TASK REQUIREMENTS:
All of the data that follows should be retyped exactly, please, except the pictures.

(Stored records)
>>>
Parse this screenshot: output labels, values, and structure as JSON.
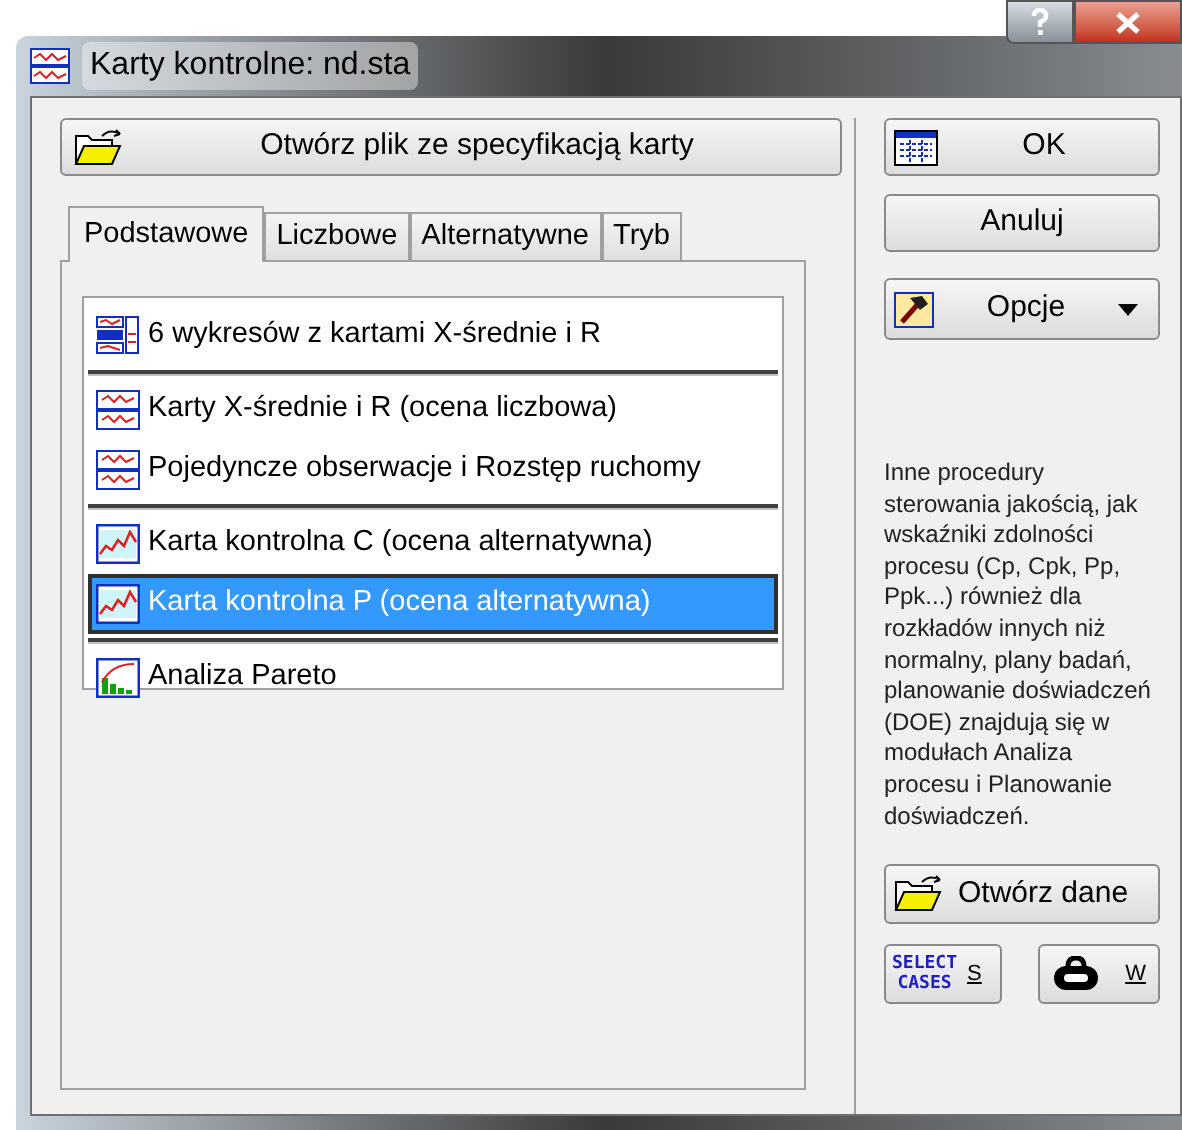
{
  "window": {
    "title": "Karty kontrolne: nd.sta"
  },
  "open_spec_button": "Otwórz plik ze specyfikacją karty",
  "tabs": [
    {
      "label": "Podstawowe",
      "selected": true
    },
    {
      "label": "Liczbowe",
      "selected": false
    },
    {
      "label": "Alternatywne",
      "selected": false
    },
    {
      "label": "Tryb",
      "selected": false
    }
  ],
  "list_groups": [
    [
      {
        "kind": "multi",
        "label": "6 wykresów z kartami X-średnie i R",
        "selected": false
      }
    ],
    [
      {
        "kind": "xr",
        "label": "Karty X-średnie i R (ocena liczbowa)",
        "selected": false
      },
      {
        "kind": "xr",
        "label": "Pojedyncze obserwacje i Rozstęp ruchomy",
        "selected": false
      }
    ],
    [
      {
        "kind": "attr",
        "label": "Karta kontrolna C (ocena alternatywna)",
        "selected": false
      },
      {
        "kind": "attr",
        "label": "Karta kontrolna P (ocena alternatywna)",
        "selected": true
      }
    ],
    [
      {
        "kind": "pareto",
        "label": "Analiza Pareto",
        "selected": false
      }
    ]
  ],
  "ok_button": "OK",
  "cancel_button": "Anuluj",
  "options_button": "Opcje",
  "info_text": "Inne procedury sterowania jakością, jak wskaźniki zdolności procesu (Cp, Cpk, Pp, Ppk...) również dla rozkładów innych niż normalny, plany badań, planowanie doświadczeń (DOE) znajdują się w modułach Analiza procesu i Planowanie doświadczeń.",
  "open_data_button": "Otwórz dane",
  "select_cases_button": {
    "icon_text": [
      "SELECT",
      "CASES"
    ],
    "label": "S"
  },
  "weight_button": {
    "label": "W"
  }
}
<<<
WRITTEN REPLY:
Parse this screenshot: output labels, values, and structure as JSON.
{
  "window": {
    "title": "Karty kontrolne: nd.sta"
  },
  "open_spec_button": "Otwórz plik ze specyfikacją karty",
  "tabs": [
    {
      "label": "Podstawowe",
      "selected": true
    },
    {
      "label": "Liczbowe",
      "selected": false
    },
    {
      "label": "Alternatywne",
      "selected": false
    },
    {
      "label": "Tryb",
      "selected": false
    }
  ],
  "list_groups": [
    [
      {
        "kind": "multi",
        "label": "6 wykresów z kartami X-średnie i R",
        "selected": false
      }
    ],
    [
      {
        "kind": "xr",
        "label": "Karty X-średnie i R (ocena liczbowa)",
        "selected": false
      },
      {
        "kind": "xr",
        "label": "Pojedyncze obserwacje i Rozstęp ruchomy",
        "selected": false
      }
    ],
    [
      {
        "kind": "attr",
        "label": "Karta kontrolna C (ocena alternatywna)",
        "selected": false
      },
      {
        "kind": "attr",
        "label": "Karta kontrolna P (ocena alternatywna)",
        "selected": true
      }
    ],
    [
      {
        "kind": "pareto",
        "label": "Analiza Pareto",
        "selected": false
      }
    ]
  ],
  "ok_button": "OK",
  "cancel_button": "Anuluj",
  "options_button": "Opcje",
  "info_text": "Inne procedury sterowania jakością, jak wskaźniki zdolności procesu (Cp, Cpk, Pp, Ppk...) również dla rozkładów innych niż normalny, plany badań, planowanie doświadczeń (DOE) znajdują się w modułach Analiza procesu i Planowanie doświadczeń.",
  "open_data_button": "Otwórz dane",
  "select_cases_button": {
    "icon_text": [
      "SELECT",
      "CASES"
    ],
    "label": "S"
  },
  "weight_button": {
    "label": "W"
  }
}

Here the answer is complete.